● **Problem description**: Scan the following material for the string "Vulnerability" and copy each line in which it appears.

(Collected data)
▬▬▬▬▬▬▬▬▬▬
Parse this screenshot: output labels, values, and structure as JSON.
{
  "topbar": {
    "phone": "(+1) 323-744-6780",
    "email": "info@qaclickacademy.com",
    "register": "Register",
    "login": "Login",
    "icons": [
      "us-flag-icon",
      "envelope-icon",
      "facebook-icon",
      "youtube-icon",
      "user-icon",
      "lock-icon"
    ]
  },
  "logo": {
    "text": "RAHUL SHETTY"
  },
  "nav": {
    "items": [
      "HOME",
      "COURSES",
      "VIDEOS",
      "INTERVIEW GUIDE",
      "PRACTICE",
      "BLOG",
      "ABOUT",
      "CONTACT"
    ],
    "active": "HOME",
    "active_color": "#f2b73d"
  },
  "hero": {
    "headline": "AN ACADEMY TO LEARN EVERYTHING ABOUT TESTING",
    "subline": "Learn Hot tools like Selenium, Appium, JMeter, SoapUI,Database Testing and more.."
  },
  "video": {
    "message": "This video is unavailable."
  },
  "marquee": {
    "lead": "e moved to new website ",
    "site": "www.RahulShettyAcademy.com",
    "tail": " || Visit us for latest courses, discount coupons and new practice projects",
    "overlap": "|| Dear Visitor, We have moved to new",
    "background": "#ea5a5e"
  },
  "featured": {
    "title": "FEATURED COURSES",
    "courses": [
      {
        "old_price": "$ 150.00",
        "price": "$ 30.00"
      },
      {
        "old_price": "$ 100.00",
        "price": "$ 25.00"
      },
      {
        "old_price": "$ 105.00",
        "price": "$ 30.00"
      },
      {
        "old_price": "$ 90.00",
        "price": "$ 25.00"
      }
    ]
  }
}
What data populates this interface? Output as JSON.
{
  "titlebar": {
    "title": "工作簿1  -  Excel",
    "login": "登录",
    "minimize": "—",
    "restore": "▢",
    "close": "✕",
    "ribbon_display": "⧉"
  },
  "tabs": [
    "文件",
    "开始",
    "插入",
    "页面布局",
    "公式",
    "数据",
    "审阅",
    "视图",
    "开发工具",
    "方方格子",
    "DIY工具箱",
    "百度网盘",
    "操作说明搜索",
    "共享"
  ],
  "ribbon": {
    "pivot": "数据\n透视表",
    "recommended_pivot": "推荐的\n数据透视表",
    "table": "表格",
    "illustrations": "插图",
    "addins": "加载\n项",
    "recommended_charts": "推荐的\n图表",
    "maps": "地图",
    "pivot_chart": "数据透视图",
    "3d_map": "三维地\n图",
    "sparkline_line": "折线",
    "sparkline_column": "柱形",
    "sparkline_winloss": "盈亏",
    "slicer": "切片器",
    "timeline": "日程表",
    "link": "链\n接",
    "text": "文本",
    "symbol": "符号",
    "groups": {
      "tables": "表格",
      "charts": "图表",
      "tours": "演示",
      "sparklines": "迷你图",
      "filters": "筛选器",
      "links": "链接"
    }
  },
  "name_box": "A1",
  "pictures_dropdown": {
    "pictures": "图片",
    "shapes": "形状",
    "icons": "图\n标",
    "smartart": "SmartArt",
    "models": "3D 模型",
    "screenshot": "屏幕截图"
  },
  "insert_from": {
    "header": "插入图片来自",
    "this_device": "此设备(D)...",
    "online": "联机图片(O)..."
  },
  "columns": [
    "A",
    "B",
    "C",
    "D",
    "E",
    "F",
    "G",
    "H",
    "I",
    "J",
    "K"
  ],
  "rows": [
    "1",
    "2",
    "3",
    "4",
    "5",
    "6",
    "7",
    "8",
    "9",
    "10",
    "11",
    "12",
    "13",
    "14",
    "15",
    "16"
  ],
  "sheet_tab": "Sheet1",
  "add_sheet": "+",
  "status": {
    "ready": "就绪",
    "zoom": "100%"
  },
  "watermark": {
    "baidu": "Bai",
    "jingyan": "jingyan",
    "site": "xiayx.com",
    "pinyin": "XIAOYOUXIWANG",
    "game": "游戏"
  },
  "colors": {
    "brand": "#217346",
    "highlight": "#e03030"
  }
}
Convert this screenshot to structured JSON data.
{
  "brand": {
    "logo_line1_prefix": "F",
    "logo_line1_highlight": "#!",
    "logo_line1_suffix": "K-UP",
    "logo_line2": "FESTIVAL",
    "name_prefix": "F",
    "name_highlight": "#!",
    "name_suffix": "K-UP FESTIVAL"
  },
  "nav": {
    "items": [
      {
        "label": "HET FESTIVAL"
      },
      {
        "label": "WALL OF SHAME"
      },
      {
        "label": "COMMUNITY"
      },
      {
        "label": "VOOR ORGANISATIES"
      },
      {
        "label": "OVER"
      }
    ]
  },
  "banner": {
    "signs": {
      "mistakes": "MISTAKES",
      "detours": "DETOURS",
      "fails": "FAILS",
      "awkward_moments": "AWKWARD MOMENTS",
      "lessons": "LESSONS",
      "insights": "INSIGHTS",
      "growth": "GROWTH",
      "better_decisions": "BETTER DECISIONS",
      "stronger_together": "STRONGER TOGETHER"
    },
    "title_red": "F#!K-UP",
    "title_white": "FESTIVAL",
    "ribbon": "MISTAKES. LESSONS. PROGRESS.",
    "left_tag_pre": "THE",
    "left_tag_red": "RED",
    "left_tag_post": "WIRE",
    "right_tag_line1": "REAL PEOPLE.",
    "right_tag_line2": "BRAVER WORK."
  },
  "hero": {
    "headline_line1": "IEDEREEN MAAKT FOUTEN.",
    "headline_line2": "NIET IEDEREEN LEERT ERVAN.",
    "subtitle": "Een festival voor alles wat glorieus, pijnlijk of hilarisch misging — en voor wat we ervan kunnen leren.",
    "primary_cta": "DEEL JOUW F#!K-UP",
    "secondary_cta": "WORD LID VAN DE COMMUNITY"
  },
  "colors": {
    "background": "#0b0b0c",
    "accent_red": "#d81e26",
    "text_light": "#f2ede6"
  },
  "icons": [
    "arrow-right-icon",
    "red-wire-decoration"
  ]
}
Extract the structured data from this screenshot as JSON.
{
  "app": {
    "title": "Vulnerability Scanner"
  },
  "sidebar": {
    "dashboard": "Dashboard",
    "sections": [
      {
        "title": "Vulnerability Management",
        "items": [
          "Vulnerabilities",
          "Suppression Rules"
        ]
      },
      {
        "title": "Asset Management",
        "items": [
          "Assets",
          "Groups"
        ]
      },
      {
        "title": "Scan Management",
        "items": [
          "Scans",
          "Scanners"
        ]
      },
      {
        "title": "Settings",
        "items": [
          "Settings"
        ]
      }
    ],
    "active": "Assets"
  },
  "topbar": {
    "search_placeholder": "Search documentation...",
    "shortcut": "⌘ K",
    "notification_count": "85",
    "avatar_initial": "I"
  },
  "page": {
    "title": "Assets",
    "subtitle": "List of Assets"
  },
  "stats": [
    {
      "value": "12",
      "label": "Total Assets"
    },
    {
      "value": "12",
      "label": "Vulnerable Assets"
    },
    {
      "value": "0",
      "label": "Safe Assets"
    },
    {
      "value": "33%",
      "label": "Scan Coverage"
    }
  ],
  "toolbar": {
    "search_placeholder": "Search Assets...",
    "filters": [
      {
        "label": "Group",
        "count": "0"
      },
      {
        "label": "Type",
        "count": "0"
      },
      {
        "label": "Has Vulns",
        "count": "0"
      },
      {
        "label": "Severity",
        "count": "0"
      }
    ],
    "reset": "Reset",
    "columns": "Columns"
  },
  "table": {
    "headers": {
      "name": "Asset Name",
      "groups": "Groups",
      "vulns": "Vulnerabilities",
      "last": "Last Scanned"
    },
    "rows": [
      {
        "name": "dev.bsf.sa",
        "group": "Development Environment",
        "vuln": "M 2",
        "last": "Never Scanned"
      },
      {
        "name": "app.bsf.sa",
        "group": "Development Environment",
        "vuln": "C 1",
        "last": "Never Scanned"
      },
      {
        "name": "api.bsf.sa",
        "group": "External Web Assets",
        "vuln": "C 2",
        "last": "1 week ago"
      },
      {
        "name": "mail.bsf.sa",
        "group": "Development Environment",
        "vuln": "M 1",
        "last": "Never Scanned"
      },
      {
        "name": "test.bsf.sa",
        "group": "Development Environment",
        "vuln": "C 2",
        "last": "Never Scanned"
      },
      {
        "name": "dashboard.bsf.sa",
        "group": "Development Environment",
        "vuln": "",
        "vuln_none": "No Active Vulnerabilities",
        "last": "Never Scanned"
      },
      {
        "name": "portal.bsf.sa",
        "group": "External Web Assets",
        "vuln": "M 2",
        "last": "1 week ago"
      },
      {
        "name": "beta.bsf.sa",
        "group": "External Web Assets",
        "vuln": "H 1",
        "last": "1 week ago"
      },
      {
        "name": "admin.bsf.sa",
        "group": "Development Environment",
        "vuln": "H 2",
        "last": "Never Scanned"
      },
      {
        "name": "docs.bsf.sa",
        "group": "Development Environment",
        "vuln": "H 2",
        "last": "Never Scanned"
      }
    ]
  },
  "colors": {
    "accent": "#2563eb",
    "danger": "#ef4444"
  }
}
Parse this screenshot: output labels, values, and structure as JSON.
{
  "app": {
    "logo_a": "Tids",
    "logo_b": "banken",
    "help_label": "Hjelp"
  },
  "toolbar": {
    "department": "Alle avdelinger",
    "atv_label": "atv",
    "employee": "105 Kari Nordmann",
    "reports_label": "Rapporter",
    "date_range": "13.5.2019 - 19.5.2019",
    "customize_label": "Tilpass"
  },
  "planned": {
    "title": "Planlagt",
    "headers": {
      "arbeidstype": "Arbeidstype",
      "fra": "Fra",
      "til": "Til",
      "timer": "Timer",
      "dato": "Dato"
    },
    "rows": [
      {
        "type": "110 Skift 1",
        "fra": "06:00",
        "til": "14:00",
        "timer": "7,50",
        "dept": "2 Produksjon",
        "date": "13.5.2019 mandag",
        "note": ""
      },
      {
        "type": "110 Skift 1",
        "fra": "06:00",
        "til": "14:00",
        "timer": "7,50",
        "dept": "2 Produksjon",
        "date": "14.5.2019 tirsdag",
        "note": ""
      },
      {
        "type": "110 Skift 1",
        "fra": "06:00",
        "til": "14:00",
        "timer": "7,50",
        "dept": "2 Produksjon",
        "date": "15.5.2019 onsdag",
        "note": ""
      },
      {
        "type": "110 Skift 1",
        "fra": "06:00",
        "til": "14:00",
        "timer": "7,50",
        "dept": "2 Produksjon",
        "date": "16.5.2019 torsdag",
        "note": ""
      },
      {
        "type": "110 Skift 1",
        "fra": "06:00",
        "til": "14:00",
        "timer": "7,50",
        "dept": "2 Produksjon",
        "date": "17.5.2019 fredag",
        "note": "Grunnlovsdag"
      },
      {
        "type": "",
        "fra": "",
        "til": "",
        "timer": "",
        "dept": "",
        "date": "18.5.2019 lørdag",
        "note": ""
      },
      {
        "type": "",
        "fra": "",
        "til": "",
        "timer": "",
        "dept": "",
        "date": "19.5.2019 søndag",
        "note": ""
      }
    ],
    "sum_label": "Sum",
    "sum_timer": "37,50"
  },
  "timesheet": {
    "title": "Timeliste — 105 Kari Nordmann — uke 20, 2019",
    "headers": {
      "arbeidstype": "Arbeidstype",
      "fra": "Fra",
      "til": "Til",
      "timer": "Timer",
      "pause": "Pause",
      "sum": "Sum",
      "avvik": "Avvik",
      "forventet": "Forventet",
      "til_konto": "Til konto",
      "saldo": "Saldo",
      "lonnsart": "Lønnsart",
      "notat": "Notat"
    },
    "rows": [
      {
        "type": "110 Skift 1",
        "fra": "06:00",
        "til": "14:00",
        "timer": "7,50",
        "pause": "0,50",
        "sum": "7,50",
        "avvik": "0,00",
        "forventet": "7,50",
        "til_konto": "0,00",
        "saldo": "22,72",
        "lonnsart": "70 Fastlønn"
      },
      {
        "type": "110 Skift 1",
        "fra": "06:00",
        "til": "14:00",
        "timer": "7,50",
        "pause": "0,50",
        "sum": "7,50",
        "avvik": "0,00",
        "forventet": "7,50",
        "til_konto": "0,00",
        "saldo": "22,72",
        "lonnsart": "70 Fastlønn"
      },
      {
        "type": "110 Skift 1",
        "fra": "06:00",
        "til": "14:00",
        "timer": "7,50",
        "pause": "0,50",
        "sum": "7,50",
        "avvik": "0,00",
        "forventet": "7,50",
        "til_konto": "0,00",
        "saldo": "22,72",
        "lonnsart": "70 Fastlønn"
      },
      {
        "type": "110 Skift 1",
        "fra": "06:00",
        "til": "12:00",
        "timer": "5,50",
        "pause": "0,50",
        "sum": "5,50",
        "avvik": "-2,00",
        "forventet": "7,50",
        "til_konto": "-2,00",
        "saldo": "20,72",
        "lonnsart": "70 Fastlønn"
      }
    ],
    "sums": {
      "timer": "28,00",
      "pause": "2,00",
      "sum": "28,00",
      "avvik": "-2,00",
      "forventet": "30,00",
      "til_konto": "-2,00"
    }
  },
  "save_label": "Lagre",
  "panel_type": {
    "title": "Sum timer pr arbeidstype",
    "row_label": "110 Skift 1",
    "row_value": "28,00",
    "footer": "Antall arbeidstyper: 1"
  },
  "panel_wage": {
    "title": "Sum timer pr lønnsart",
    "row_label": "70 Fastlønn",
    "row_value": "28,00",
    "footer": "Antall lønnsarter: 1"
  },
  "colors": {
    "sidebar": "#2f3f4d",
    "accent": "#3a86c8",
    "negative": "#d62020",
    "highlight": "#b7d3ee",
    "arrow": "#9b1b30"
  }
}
▬▬▬▬▬▬▬▬▬▬
● **Answer to this task**:
    "title": "Vulnerability Scanner"
        "title": "Vulnerability Management",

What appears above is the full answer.